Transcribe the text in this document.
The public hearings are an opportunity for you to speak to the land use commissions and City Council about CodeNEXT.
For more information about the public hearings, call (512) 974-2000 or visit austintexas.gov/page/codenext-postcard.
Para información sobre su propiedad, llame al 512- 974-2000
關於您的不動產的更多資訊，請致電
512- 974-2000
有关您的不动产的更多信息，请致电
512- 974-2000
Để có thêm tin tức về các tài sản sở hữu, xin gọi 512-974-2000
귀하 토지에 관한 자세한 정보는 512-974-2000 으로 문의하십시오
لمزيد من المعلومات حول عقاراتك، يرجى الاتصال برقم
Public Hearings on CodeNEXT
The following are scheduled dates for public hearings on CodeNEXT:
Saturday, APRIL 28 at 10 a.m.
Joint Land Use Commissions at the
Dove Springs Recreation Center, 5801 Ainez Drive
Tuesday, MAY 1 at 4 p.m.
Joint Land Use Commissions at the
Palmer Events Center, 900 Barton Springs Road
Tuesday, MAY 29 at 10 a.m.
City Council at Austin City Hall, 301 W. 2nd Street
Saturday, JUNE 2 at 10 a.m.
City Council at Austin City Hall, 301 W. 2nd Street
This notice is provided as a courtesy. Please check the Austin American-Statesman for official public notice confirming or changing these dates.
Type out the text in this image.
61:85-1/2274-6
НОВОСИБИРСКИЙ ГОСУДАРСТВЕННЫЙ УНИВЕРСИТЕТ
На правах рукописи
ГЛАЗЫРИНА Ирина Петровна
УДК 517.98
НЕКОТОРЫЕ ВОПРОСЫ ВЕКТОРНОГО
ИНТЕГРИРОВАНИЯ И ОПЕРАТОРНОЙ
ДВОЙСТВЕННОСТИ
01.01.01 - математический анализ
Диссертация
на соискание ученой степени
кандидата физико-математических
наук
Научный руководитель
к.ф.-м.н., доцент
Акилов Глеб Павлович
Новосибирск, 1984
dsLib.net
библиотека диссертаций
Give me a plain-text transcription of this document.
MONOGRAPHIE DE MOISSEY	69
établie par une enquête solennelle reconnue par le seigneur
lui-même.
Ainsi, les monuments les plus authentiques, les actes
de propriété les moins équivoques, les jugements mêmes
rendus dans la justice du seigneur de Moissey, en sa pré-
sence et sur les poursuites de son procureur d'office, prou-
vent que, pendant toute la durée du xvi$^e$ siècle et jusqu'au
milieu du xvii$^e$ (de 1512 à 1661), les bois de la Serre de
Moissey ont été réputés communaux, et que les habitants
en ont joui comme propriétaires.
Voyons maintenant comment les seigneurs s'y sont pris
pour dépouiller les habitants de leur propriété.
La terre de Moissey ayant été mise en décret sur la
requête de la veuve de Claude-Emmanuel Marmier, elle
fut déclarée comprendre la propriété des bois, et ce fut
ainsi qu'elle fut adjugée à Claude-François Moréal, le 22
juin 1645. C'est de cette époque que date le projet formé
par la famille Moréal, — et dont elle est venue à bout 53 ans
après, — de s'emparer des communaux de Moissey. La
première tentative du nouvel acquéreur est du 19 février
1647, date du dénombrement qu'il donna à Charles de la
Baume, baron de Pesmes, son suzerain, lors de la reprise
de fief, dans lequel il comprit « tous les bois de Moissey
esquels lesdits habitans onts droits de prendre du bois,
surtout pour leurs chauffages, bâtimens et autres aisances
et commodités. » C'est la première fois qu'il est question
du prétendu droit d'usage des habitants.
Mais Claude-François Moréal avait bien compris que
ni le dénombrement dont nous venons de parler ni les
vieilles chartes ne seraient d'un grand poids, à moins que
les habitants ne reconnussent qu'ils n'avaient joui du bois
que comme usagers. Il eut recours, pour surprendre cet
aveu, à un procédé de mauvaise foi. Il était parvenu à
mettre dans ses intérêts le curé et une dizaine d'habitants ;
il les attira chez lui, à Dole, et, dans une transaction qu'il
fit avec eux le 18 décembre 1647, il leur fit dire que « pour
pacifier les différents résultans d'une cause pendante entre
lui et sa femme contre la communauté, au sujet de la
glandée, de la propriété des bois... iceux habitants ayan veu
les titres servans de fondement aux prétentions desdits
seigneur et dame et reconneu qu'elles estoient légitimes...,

*****

■ **WHAT TO WORK ON**:
Using the data above, return each line exactly as written.

■ **OUTPUT OF THE TASK**:
Transcribe the text in this document.
The public hearings are an opportunity for you to speak to the land use commissions and City Council about CodeNEXT.
For more information about the public hearings, call (512) 974-2000 or visit austintexas.gov/page/codenext-postcard.
Para información sobre su propiedad, llame al 512- 974-2000
關於您的不動產的更多資訊，請致電
512- 974-2000
有关您的不动产的更多信息，请致电
512- 974-2000
Để có thêm tin tức về các tài sản sở hữu, xin gọi 512-974-2000
귀하 토지에 관한 자세한 정보는 512-974-2000 으로 문의하십시오
لمزيد من المعلومات حول عقاراتك، يرجى الاتصال برقم
Public Hearings on CodeNEXT
The following are scheduled dates for public hearings on CodeNEXT:
Saturday, APRIL 28 at 10 a.m.
Joint Land Use Commissions at the
Dove Springs Recreation Center, 5801 Ainez Drive
Tuesday, MAY 1 at 4 p.m.
Joint Land Use Commissions at the
Palmer Events Center, 900 Barton Springs Road
Tuesday, MAY 29 at 10 a.m.
City Council at Austin City Hall, 301 W. 2nd Street
Saturday, JUNE 2 at 10 a.m.
City Council at Austin City Hall, 301 W. 2nd Street
This notice is provided as a courtesy. Please check the Austin American-Statesman for official public notice confirming or changing these dates.
Type out the text in this image.
61:85-1/2274-6
НОВОСИБИРСКИЙ ГОСУДАРСТВЕННЫЙ УНИВЕРСИТЕТ
На правах рукописи
ГЛАЗЫРИНА Ирина Петровна
УДК 517.98
НЕКОТОРЫЕ ВОПРОСЫ ВЕКТОРНОГО
ИНТЕГРИРОВАНИЯ И ОПЕРАТОРНОЙ
ДВОЙСТВЕННОСТИ
01.01.01 - математический анализ
Диссертация
на соискание ученой степени
кандидата физико-математических
наук
Научный руководитель
к.ф.-м.н., доцент
Акилов Глеб Павлович
Новосибирск, 1984
dsLib.net
библиотека диссертаций
Give me a plain-text transcription of this document.
MONOGRAPHIE DE MOISSEY	69
établie par une enquête solennelle reconnue par le seigneur
lui-même.
Ainsi, les monuments les plus authentiques, les actes
de propriété les moins équivoques, les jugements mêmes
rendus dans la justice du seigneur de Moissey, en sa pré-
sence et sur les poursuites de son procureur d'office, prou-
vent que, pendant toute la durée du xvi$^e$ siècle et jusqu'au
milieu du xvii$^e$ (de 1512 à 1661), les bois de la Serre de
Moissey ont été réputés communaux, et que les habitants
en ont joui comme propriétaires.
Voyons maintenant comment les seigneurs s'y sont pris
pour dépouiller les habitants de leur propriété.
La terre de Moissey ayant été mise en décret sur la
requête de la veuve de Claude-Emmanuel Marmier, elle
fut déclarée comprendre la propriété des bois, et ce fut
ainsi qu'elle fut adjugée à Claude-François Moréal, le 22
juin 1645. C'est de cette époque que date le projet formé
par la famille Moréal, — et dont elle est venue à bout 53 ans
après, — de s'emparer des communaux de Moissey. La
première tentative du nouvel acquéreur est du 19 février
1647, date du dénombrement qu'il donna à Charles de la
Baume, baron de Pesmes, son suzerain, lors de la reprise
de fief, dans lequel il comprit « tous les bois de Moissey
esquels lesdits habitans onts droits de prendre du bois,
surtout pour leurs chauffages, bâtimens et autres aisances
et commodités. » C'est la première fois qu'il est question
du prétendu droit d'usage des habitants.
Mais Claude-François Moréal avait bien compris que
ni le dénombrement dont nous venons de parler ni les
vieilles chartes ne seraient d'un grand poids, à moins que
les habitants ne reconnussent qu'ils n'avaient joui du bois
que comme usagers. Il eut recours, pour surprendre cet
aveu, à un procédé de mauvaise foi. Il était parvenu à
mettre dans ses intérêts le curé et une dizaine d'habitants ;
il les attira chez lui, à Dole, et, dans une transaction qu'il
fit avec eux le 18 décembre 1647, il leur fit dire que « pour
pacifier les différents résultans d'une cause pendante entre
lui et sa femme contre la communauté, au sujet de la
glandée, de la propriété des bois... iceux habitants ayan veu
les titres servans de fondement aux prétentions desdits
seigneur et dame et reconneu qu'elles estoient légitimes...,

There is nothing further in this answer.